(Collection entries)
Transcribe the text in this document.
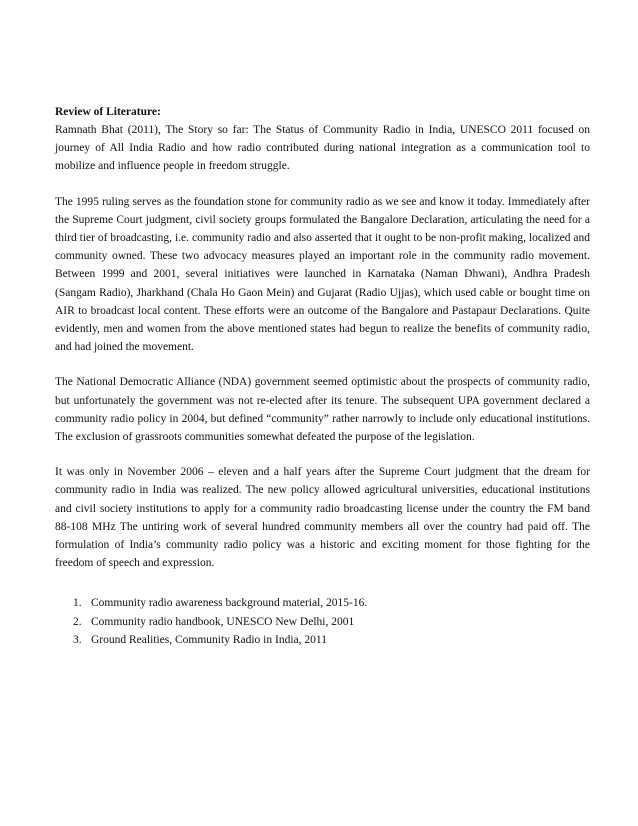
Review of Literature:

Ramnath Bhat (2011), The Story so far: The Status of Community Radio in India, UNESCO 2011 focused on journey of All India Radio and how radio contributed during national integration as a communication tool to mobilize and influence people in freedom struggle.

The 1995 ruling serves as the foundation stone for community radio as we see and know it today. Immediately after the Supreme Court judgment, civil society groups formulated the Bangalore Declaration, articulating the need for a third tier of broadcasting, i.e. community radio and also asserted that it ought to be non-profit making, localized and community owned. These two advocacy measures played an important role in the community radio movement. Between 1999 and 2001, several initiatives were launched in Karnataka (Naman Dhwani), Andhra Pradesh (Sangam Radio), Jharkhand (Chala Ho Gaon Mein) and Gujarat (Radio Ujjas), which used cable or bought time on AIR to broadcast local content. These efforts were an outcome of the Bangalore and Pastapaur Declarations. Quite evidently, men and women from the above mentioned states had begun to realize the benefits of community radio, and had joined the movement.

The National Democratic Alliance (NDA) government seemed optimistic about the prospects of community radio, but unfortunately the government was not re-elected after its tenure. The subsequent UPA government declared a community radio policy in 2004, but defined “community” rather narrowly to include only educational institutions. The exclusion of grassroots communities somewhat defeated the purpose of the legislation.

It was only in November 2006 – eleven and a half years after the Supreme Court judgment that the dream for community radio in India was realized. The new policy allowed agricultural universities, educational institutions and civil society institutions to apply for a community radio broadcasting license under the country the FM band 88-108 MHz The untiring work of several hundred community members all over the country had paid off. The formulation of India’s community radio policy was a historic and exciting moment for those fighting for the freedom of speech and expression.

1. Community radio awareness background material, 2015-16.
2. Community radio handbook, UNESCO New Delhi, 2001
3. Ground Realities, Community Radio in India, 2011
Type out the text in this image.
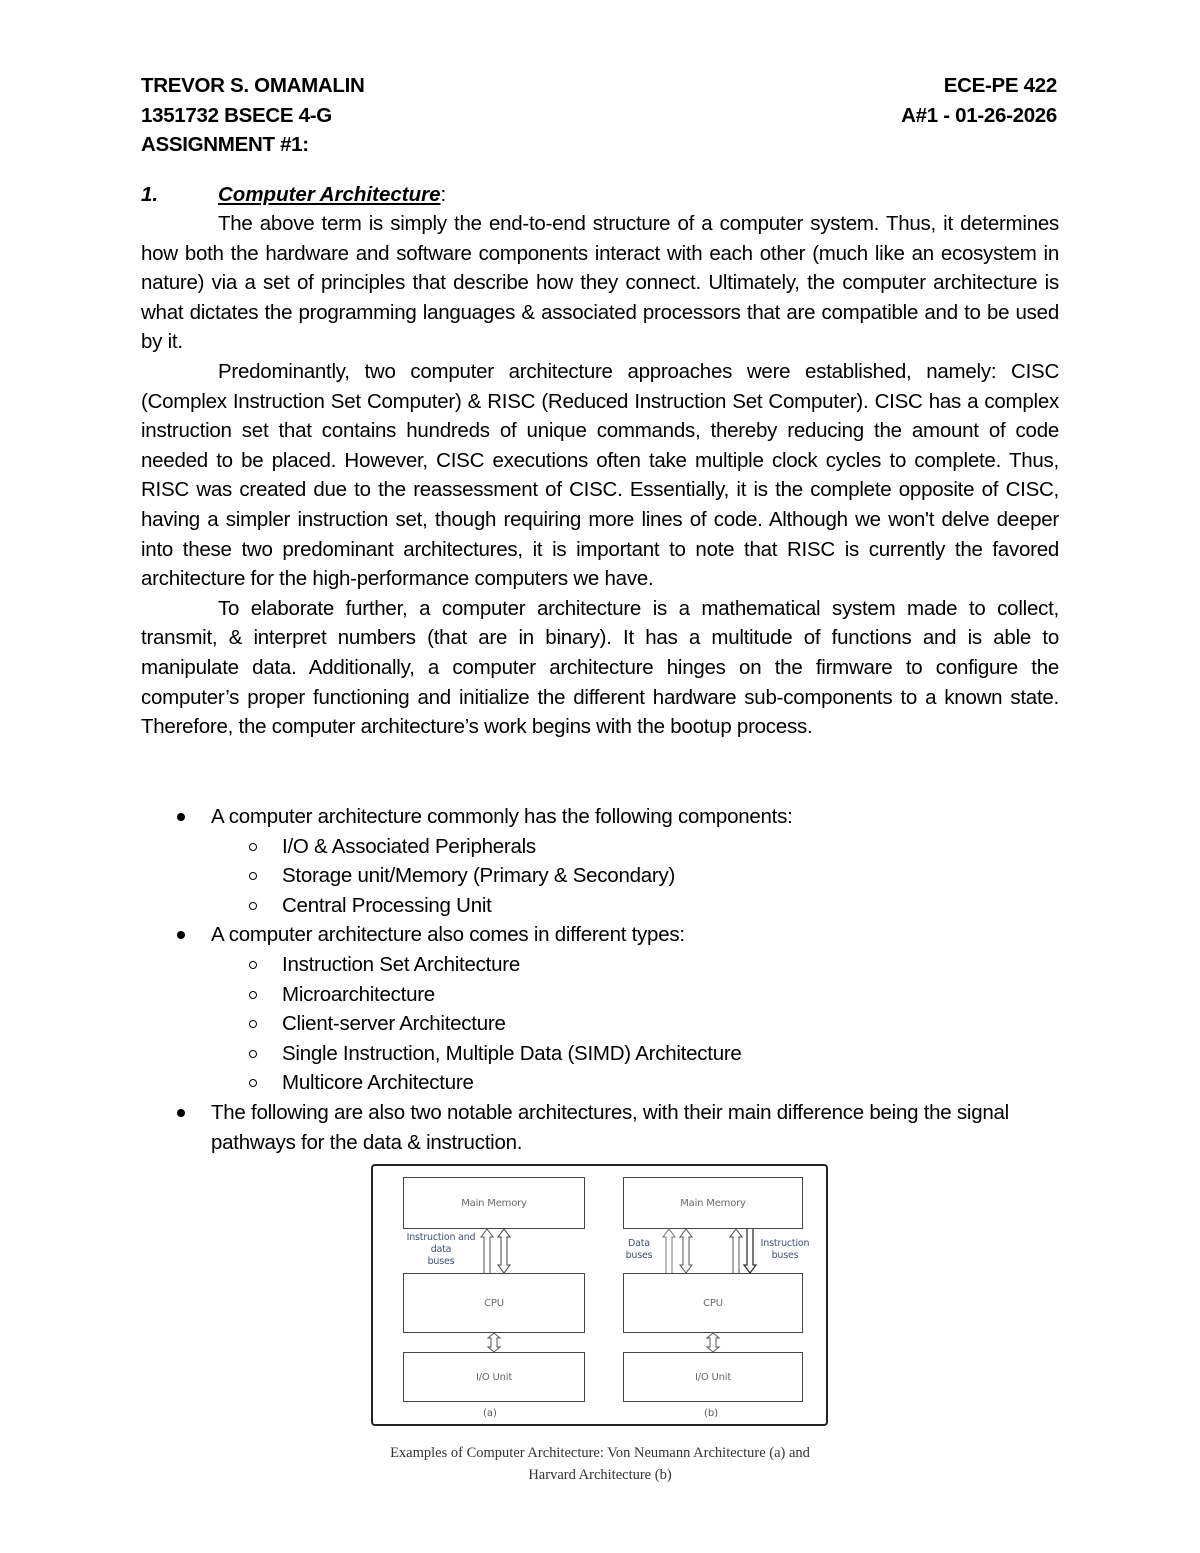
TREVOR S. OMAMALIN
1351732 BSECE 4-G
ASSIGNMENT #1:
ECE-PE 422
A#1 - 01-26-2026
1.	Computer Architecture:

The above term is simply the end-to-end structure of a computer system. Thus, it determines how both the hardware and software components interact with each other (much like an ecosystem in nature) via a set of principles that describe how they connect. Ultimately, the computer architecture is what dictates the programming languages & associated processors that are compatible and to be used by it.

Predominantly, two computer architecture approaches were established, namely: CISC (Complex Instruction Set Computer) & RISC (Reduced Instruction Set Computer). CISC has a complex instruction set that contains hundreds of unique commands, thereby reducing the amount of code needed to be placed. However, CISC executions often take multiple clock cycles to complete. Thus, RISC was created due to the reassessment of CISC. Essentially, it is the complete opposite of CISC, having a simpler instruction set, though requiring more lines of code. Although we won't delve deeper into these two predominant architectures, it is important to note that RISC is currently the favored architecture for the high-performance computers we have.

To elaborate further, a computer architecture is a mathematical system made to collect, transmit, & interpret numbers (that are in binary). It has a multitude of functions and is able to manipulate data. Additionally, a computer architecture hinges on the firmware to configure the computer’s proper functioning and initialize the different hardware sub-components to a known state. Therefore, the computer architecture’s work begins with the bootup process.

A computer architecture commonly has the following components:
I/O & Associated Peripherals
Storage unit/Memory (Primary & Secondary)
Central Processing Unit
A computer architecture also comes in different types:
Instruction Set Architecture
Microarchitecture
Client-server Architecture
Single Instruction, Multiple Data (SIMD) Architecture
Multicore Architecture
The following are also two notable architectures, with their main difference being the signal pathways for the data & instruction.
Main Memory
CPU
I/O Unit
Instruction and
data
buses
(a)
Main Memory
CPU
I/O Unit
Data
buses
Instruction
buses
(b)
Examples of Computer Architecture: Von Neumann Architecture (a) and
Harvard Architecture (b)
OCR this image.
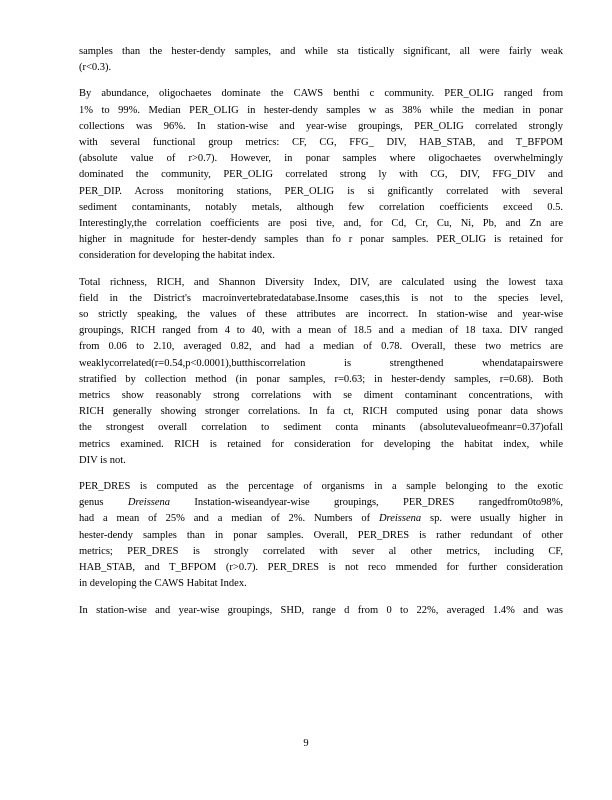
samples than the hester-dendy samples, and while sta tistically significant, all were fairly weak
(r<0.3).
By abundance, oligochaetes dominate the CAWS benthi c community. PER_OLIG ranged from
1% to 99%. Median PER_OLIG in hester-dendy samples w as 38% while the median in ponar
collections was 96%. In station-wise and year-wise groupings, PER_OLIG correlated strongly
with several functional group metrics: CF, CG, FFG_ DIV, HAB_STAB, and T_BFPOM
(absolute value of r>0.7). However, in ponar samples where oligochaetes overwhelmingly
dominated the community, PER_OLIG correlated strong ly with CG, DIV, FFG_DIV and
PER_DIP. Across monitoring stations, PER_OLIG is si gnificantly correlated with several
sediment contaminants, notably metals, although few correlation coefficients exceed 0.5.
Interestingly,the correlation coefficients are posi tive, and, for Cd, Cr, Cu, Ni, Pb, and Zn are
higher in magnitude for hester-dendy samples than fo r ponar samples. PER_OLIG is retained for
consideration for developing the habitat index.
Total richness, RICH, and Shannon Diversity Index, DIV, are calculated using the lowest taxa
field in the District's macroinvertebratedatabase.Insome cases,this is not to the species level,
so strictly speaking, the values of these attributes are incorrect. In station-wise and year-wise
groupings, RICH ranged from 4 to 40, with a mean of 18.5 and a median of 18 taxa. DIV ranged
from 0.06 to 2.10, averaged 0.82, and had a median of 0.78. Overall, these two metrics are
weaklycorrelated(r=0.54,p<0.0001),butthiscorrelation is strengthened whendatapairswere
stratified by collection method (in ponar samples, r=0.63; in hester-dendy samples, r=0.68). Both
metrics show reasonably strong correlations with se diment contaminant concentrations, with
RICH generally showing stronger correlations. In fa ct, RICH computed using ponar data shows
the strongest overall correlation to sediment conta minants (absolutevalueofmeanr=0.37)ofall
metrics examined. RICH is retained for consideration for developing the habitat index, while
DIV is not.
PER_DRES is computed as the percentage of organisms in a sample belonging to the exotic
genus Dreissena Instation-wiseandyear-wise groupings, PER_DRES rangedfrom0to98%,
had a mean of 25% and a median of 2%. Numbers of Dreissena sp. were usually higher in
hester-dendy samples than in ponar samples. Overall, PER_DRES is rather redundant of other
metrics; PER_DRES is strongly correlated with sever al other metrics, including CF,
HAB_STAB, and T_BFPOM (r>0.7). PER_DRES is not reco mmended for further consideration
in developing the CAWS Habitat Index.
In station-wise and year-wise groupings, SHD, range d from 0 to 22%, averaged 1.4% and was
9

### Task
Copy, from the material above, each line in which the string "components" occurs.

### The result
The above term is simply the end-to-end structure of a computer system. Thus, it determines how both the hardware and software components interact with each other (much like an ecosystem in nature) via a set of principles that describe how they connect. Ultimately, the computer architecture is what dictates the programming languages & associated processors that are compatible and to be used by it.
To elaborate further, a computer architecture is a mathematical system made to collect, transmit, & interpret numbers (that are in binary). It has a multitude of functions and is able to manipulate data. Additionally, a computer architecture hinges on the firmware to configure the computer’s proper functioning and initialize the different hardware sub-components to a known state. Therefore, the computer architecture’s work begins with the bootup process.
A computer architecture commonly has the following components:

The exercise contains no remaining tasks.